Walking home from school in Canada

Walking home from school in Canada

MAN. Summer time. I remember when we moved here to southern Indiana from Mississauga, Canada. Now that place was NOT fit for any self respecting Latino born in the confines of California, more specifically San Mateo. I remember Canada being bitterly cold and having snow up to my waist (I was in 3rd grade there at the time). It was horrid to navigate the wastes of the seemingly endless lots covered in snow 2 or 3 feet in depth. Coming from California I had been out to the desert on many occasions and had loved that place. The hot dry heat, the powerful sun burning through clothes to fire the skin. And the nights, so cool and crisp was the air at night that you could look up and actually see galaxies with binoculars. The sky filled with a symphony of lights typically beyond our vision, blotted from the periphery by the gaudy bright lights of the city. Well, it was gaudy in LA. Unhindered and visible in more glory than the panarama of the grand canyon.

RECORD EXCERPTS ::

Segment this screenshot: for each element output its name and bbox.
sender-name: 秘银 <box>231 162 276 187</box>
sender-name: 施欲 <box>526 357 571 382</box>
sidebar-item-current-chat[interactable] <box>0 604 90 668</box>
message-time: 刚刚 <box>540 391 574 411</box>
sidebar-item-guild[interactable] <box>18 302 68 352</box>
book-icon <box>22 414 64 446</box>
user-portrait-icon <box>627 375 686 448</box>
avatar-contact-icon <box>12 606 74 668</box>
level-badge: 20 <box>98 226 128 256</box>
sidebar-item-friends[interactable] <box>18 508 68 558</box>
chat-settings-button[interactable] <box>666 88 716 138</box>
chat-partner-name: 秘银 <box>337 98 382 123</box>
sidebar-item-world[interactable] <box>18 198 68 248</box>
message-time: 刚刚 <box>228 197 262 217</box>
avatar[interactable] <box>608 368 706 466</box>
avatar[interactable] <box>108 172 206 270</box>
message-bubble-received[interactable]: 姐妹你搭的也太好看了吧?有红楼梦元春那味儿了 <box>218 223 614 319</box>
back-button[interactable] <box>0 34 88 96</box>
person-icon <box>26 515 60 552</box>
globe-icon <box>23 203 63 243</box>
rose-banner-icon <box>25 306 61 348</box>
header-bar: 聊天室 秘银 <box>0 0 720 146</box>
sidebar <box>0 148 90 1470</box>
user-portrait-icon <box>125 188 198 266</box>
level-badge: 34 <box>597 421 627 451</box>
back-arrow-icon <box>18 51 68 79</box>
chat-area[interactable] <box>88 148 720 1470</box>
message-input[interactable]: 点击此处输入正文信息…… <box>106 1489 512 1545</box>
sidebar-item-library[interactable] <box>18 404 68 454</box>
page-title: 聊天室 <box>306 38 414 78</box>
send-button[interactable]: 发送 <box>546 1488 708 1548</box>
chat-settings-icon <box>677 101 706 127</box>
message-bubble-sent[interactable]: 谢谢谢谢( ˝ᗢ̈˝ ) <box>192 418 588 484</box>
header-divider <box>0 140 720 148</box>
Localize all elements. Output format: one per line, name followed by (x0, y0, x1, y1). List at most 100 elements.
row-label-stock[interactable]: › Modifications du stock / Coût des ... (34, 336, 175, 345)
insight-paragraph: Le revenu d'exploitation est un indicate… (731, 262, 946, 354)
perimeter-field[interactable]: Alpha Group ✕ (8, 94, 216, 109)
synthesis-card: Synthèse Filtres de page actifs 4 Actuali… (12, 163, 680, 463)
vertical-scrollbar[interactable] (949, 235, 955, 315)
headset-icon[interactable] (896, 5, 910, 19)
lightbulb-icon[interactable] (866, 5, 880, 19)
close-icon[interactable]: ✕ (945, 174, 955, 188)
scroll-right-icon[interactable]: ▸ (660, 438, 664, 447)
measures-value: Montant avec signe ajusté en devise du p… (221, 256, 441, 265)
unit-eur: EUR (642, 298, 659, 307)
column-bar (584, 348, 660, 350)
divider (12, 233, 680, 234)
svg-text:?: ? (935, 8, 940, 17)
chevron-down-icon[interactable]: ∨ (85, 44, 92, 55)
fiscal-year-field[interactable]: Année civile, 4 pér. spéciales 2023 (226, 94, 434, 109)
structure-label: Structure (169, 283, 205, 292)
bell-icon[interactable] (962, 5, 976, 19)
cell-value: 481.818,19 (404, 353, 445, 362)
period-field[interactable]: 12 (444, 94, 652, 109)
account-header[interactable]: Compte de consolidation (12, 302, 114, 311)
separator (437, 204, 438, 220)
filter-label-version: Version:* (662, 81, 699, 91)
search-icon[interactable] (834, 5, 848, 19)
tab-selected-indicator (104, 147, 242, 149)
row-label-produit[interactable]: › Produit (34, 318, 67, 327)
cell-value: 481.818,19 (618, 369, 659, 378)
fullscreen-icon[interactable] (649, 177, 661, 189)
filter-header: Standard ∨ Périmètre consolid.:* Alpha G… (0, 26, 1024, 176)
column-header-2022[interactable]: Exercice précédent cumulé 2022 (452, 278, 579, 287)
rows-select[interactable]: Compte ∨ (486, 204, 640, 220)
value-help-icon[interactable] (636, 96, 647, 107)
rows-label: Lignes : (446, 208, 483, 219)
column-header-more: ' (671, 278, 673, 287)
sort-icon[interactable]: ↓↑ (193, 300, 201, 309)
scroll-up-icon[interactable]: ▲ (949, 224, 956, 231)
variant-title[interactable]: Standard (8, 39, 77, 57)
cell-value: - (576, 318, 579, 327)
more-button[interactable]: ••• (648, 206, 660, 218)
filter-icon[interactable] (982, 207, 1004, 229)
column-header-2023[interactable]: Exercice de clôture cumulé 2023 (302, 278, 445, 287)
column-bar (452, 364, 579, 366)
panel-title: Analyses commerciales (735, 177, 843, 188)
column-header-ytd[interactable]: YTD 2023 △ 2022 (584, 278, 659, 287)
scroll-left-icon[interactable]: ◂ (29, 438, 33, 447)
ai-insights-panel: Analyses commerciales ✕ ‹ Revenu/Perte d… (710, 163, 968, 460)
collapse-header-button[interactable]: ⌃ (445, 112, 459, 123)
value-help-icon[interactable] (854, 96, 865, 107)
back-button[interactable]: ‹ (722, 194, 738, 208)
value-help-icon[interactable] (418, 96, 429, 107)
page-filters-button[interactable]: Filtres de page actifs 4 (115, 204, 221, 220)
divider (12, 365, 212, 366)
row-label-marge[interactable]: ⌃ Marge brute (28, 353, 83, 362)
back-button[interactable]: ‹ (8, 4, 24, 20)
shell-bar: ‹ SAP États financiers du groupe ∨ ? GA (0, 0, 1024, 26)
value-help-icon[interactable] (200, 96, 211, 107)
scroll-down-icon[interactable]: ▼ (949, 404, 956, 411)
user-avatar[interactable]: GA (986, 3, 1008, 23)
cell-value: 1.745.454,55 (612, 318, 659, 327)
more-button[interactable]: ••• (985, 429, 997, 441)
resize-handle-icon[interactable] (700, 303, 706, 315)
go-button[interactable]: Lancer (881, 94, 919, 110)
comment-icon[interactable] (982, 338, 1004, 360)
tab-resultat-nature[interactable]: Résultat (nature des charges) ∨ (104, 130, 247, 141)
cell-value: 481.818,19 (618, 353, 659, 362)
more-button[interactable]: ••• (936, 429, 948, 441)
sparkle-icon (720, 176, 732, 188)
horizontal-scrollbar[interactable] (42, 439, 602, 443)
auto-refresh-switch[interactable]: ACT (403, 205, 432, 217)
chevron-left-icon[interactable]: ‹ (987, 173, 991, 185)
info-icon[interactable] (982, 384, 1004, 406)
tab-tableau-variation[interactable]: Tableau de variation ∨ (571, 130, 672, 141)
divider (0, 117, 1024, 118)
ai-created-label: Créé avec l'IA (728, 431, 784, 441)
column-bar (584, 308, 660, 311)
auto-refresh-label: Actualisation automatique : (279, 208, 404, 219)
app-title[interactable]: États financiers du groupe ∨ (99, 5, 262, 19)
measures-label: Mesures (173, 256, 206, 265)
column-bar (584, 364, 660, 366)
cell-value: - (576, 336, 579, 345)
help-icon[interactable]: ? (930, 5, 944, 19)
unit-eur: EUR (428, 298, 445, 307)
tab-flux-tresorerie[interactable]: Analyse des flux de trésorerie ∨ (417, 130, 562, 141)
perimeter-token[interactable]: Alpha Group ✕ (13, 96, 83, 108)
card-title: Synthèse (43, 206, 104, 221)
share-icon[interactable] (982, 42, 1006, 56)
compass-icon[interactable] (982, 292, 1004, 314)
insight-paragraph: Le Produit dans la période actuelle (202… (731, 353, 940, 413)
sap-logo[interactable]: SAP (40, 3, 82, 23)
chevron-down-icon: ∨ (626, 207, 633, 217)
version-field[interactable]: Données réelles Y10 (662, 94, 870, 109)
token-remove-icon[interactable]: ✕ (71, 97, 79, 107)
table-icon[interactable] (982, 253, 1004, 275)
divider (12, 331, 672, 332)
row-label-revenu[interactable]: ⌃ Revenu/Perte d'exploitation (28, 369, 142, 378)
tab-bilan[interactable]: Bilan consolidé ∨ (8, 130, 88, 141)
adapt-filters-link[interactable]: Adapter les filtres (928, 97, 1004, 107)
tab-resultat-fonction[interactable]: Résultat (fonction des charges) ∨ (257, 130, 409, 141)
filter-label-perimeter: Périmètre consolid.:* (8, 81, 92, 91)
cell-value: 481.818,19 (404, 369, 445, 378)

SET PROBLEM 1 ::
In the account of walking home from school in Canada, what grade was the writer in while living in Canada?
SET PROBLEM 2 ::
Carry the account of walking home from school in Canada forward from its final sentence.

REPLY 1 ::
Third grade.

REPLY 2 ::
Once we moved to Indiana my mom decided that in order for us to fit in we needed a place in the sticks, some cows, a few chickens a pig or 8 and other assorted livestock. As interesting as those creatures can be they can be a whole lot like work. I dont mind work, but I like to be sitting down when I do it (single click … double click if the going gets tough). However as upsetting as all of that was I did manage to fall in love with summer time here. A time when the muggy wind works to separate your shirt from your chest and the whip-poor-wills and turtle doves coo in locust trees on the edge of the wood. A place where I remember lying on the side of a grass hill drying off from a swim in a creek we dammed up before heading up the trail on my horse to make it back for supper. Evenings in the still nights of early June capturing hapless fireflies in kerr mason jars with holes poked into their sealed lids to keep our “lanterns” alive and shining into the night. Those days are gone and although they will never return exactly as they were (taxes have ruined the moment) I labor to spend moments about town and in the countryside with the top down on my convertible straining to catch that unmistakeable call from the turtle dove or the image of children filling jars with lightning bugs. These trips into the wild consume my time and I neglect the posting of further content to my blog. I feel like I have let my public down. Fortunately, I only have had 7 hits on this site today so I guess my public is rather small, sadly.
Haivin a Milky Way in Death Valley

Haivin a Milky Way in Death Valley

Perhaps some day there may be a call for those obteuse rantings, of which I have become famous in certain circles, and that number will soar to the heights of the childhood dreams I gushed as I lye upon my back in the cold desert staring up at the stars.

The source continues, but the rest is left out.